+++ Records to use +++

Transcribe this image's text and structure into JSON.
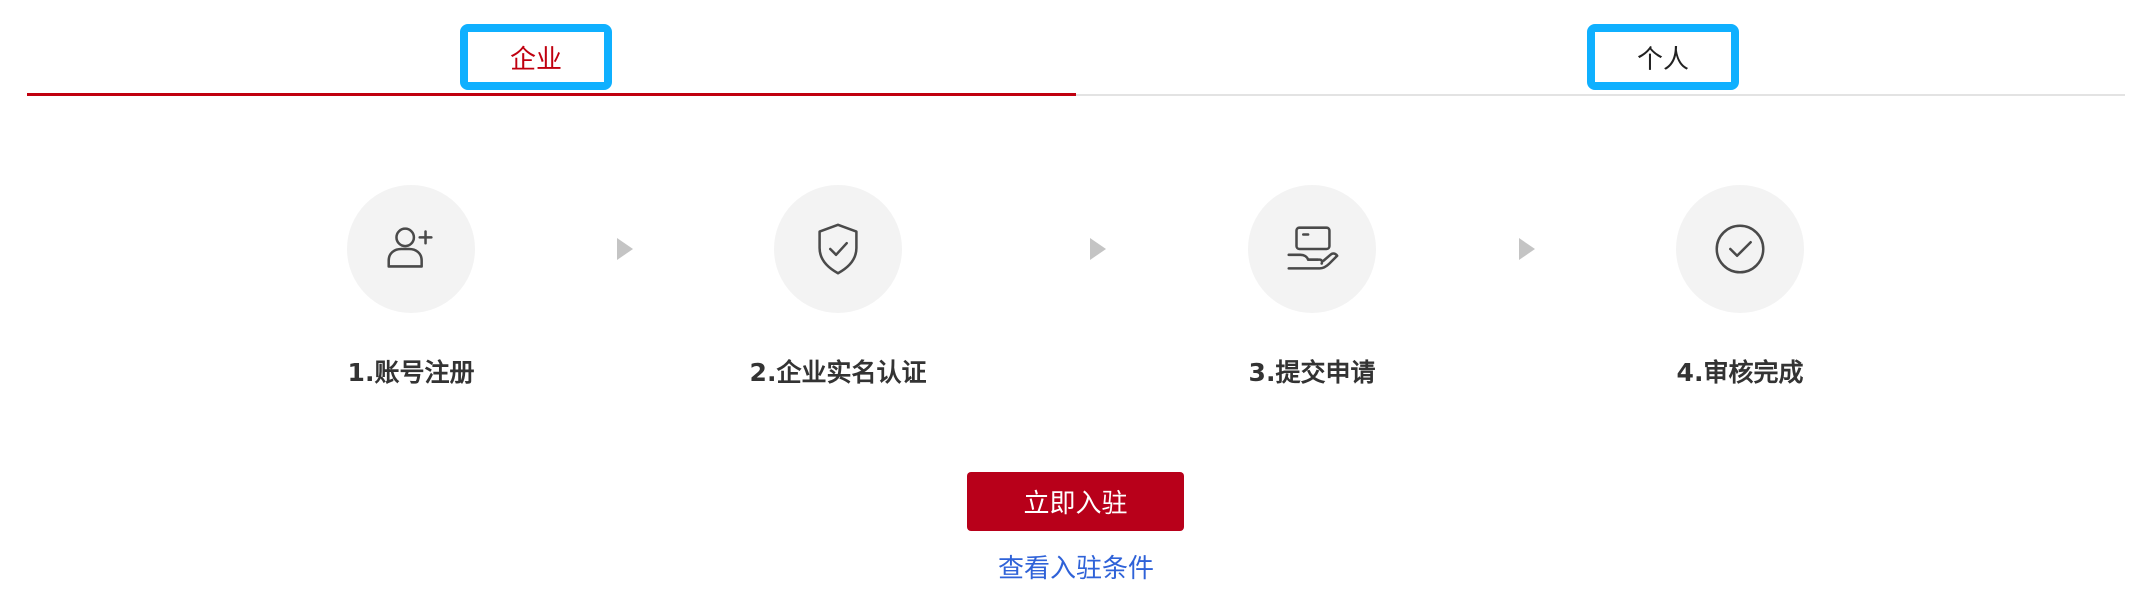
{
  "tabs": [
    {
      "label": "企业",
      "active": true
    },
    {
      "label": "个人",
      "active": false
    }
  ],
  "steps": [
    {
      "label": "1.账号注册",
      "icon": "user-add-icon"
    },
    {
      "label": "2.企业实名认证",
      "icon": "shield-check-icon"
    },
    {
      "label": "3.提交申请",
      "icon": "hand-card-icon"
    },
    {
      "label": "4.审核完成",
      "icon": "check-circle-icon"
    }
  ],
  "actions": {
    "join_label": "立即入驻",
    "conditions_label": "查看入驻条件"
  },
  "colors": {
    "accent": "#c0000f",
    "button": "#b8001a",
    "link": "#2f62d8",
    "highlight_box": "#0fb0ff",
    "icon_bg": "#f3f3f3",
    "arrow": "#c4c4c4"
  }
}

+++

Reproduce the whole listing exactly, but not the images in it.

§ **Solution to the exercise**:
Transcribe this image's text and structure into JSON.
{
  "tabs": [
    {
      "label": "企业",
      "active": true
    },
    {
      "label": "个人",
      "active": false
    }
  ],
  "steps": [
    {
      "label": "1.账号注册",
      "icon": "user-add-icon"
    },
    {
      "label": "2.企业实名认证",
      "icon": "shield-check-icon"
    },
    {
      "label": "3.提交申请",
      "icon": "hand-card-icon"
    },
    {
      "label": "4.审核完成",
      "icon": "check-circle-icon"
    }
  ],
  "actions": {
    "join_label": "立即入驻",
    "conditions_label": "查看入驻条件"
  },
  "colors": {
    "accent": "#c0000f",
    "button": "#b8001a",
    "link": "#2f62d8",
    "highlight_box": "#0fb0ff",
    "icon_bg": "#f3f3f3",
    "arrow": "#c4c4c4"
  }
}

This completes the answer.